• Task requirements
Swap "sidewalk" for "street" in the rows starting with the row containing "UI element localization: list" and going on through the row containing "answer-blank-2[interactable] (440, 878, 732, 880)", and give those rows again with nothing else changed.

Data rows start

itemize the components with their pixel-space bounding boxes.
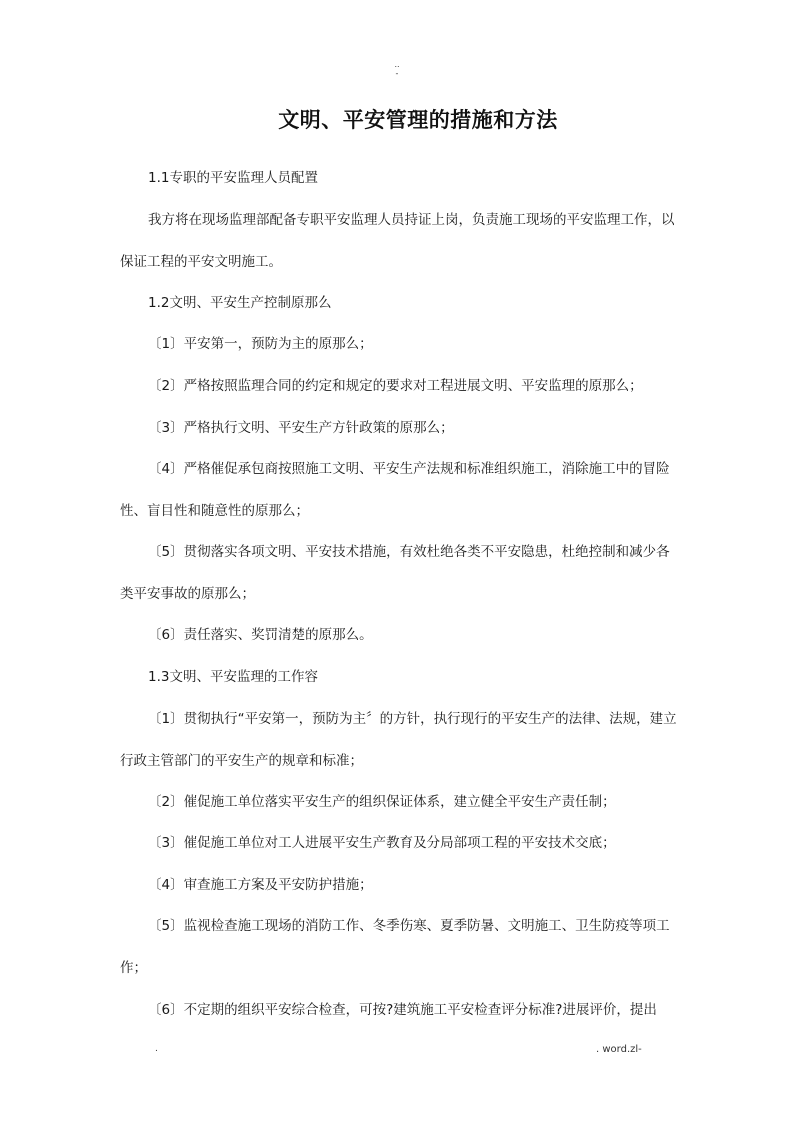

Data rows end
Data rows start

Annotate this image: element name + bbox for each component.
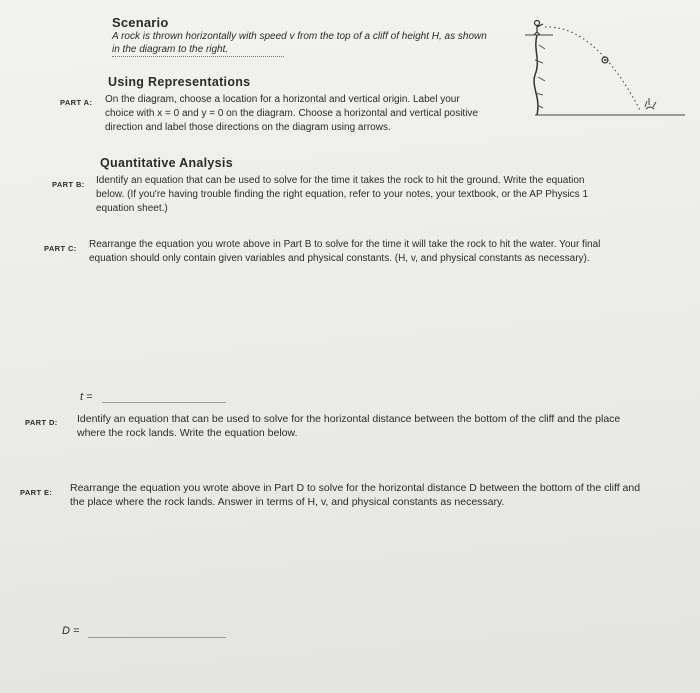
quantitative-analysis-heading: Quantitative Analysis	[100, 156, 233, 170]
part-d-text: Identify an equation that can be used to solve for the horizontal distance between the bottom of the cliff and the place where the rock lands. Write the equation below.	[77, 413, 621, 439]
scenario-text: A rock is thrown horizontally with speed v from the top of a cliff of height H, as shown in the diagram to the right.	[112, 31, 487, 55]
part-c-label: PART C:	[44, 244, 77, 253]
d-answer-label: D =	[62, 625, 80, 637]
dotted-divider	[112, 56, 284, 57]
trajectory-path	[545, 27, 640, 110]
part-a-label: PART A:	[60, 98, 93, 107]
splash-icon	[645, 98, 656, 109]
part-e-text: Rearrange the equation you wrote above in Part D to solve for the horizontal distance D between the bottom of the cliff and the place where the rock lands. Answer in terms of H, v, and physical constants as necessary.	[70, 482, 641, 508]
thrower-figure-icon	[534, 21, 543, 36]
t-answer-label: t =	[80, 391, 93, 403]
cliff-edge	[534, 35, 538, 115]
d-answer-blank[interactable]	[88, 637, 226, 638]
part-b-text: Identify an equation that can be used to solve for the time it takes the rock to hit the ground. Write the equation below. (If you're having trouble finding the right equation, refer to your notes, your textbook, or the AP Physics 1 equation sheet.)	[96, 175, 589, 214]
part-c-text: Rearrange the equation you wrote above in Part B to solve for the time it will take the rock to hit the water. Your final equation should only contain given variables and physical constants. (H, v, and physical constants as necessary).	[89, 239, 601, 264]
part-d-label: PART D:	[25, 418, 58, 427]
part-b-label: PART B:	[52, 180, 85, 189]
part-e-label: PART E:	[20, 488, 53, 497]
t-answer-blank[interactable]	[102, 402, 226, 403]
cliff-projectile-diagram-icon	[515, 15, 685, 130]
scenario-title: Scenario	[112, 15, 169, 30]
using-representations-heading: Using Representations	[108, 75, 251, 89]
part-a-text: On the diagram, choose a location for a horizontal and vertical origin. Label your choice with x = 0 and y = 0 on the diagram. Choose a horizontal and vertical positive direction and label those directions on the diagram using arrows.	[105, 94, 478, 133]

Data rows end
Data rows start

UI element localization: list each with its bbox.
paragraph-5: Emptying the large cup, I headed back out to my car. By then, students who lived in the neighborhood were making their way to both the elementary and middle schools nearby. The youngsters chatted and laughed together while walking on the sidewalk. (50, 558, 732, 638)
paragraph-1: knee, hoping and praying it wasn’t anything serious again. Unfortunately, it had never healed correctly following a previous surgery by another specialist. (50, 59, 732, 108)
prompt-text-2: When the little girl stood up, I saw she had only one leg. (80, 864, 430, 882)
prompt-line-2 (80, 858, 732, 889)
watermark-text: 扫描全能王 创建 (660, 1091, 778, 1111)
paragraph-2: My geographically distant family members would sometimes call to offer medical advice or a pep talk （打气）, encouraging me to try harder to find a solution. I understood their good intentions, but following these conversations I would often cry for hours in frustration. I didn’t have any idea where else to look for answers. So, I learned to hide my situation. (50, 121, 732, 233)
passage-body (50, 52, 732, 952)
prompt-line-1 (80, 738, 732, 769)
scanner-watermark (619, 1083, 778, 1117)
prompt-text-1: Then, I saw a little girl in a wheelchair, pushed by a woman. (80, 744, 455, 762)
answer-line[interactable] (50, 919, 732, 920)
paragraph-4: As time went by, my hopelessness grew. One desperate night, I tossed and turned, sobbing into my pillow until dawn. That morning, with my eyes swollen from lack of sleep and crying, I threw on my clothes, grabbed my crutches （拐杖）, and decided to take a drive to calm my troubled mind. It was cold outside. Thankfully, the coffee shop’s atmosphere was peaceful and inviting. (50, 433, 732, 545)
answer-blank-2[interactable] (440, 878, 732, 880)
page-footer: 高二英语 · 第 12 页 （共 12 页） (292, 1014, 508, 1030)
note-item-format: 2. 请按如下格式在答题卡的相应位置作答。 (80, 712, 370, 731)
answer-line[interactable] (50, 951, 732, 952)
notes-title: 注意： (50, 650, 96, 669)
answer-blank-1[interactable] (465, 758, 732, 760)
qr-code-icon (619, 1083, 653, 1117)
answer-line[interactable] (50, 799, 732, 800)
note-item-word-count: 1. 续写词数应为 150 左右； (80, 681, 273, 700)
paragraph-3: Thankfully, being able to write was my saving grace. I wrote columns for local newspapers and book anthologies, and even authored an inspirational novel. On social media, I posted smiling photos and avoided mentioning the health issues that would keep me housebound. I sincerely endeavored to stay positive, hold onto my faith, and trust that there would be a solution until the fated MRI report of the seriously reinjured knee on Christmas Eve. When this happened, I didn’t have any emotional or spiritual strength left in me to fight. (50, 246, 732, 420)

Data rows end

• Solution to the problem
UI element localization: list each with its bbox.
paragraph-5: Emptying the large cup, I headed back out to my car. By then, students who lived in the neighborhood were making their way to both the elementary and middle schools nearby. The youngsters chatted and laughed together while walking on the street. (50, 558, 732, 638)
paragraph-1: knee, hoping and praying it wasn’t anything serious again. Unfortunately, it had never healed correctly following a previous surgery by another specialist. (50, 59, 732, 108)
prompt-text-2: When the little girl stood up, I saw she had only one leg. (80, 864, 430, 882)
prompt-line-2 (80, 858, 732, 889)
watermark-text: 扫描全能王 创建 (660, 1091, 778, 1111)
paragraph-2: My geographically distant family members would sometimes call to offer medical advice or a pep talk （打气）, encouraging me to try harder to find a solution. I understood their good intentions, but following these conversations I would often cry for hours in frustration. I didn’t have any idea where else to look for answers. So, I learned to hide my situation. (50, 121, 732, 233)
passage-body (50, 52, 732, 952)
prompt-line-1 (80, 738, 732, 769)
scanner-watermark (619, 1083, 778, 1117)
prompt-text-1: Then, I saw a little girl in a wheelchair, pushed by a woman. (80, 744, 455, 762)
answer-line[interactable] (50, 919, 732, 920)
paragraph-4: As time went by, my hopelessness grew. One desperate night, I tossed and turned, sobbing into my pillow until dawn. That morning, with my eyes swollen from lack of sleep and crying, I threw on my clothes, grabbed my crutches （拐杖）, and decided to take a drive to calm my troubled mind. It was cold outside. Thankfully, the coffee shop’s atmosphere was peaceful and inviting. (50, 433, 732, 545)
answer-blank-2[interactable] (440, 878, 732, 880)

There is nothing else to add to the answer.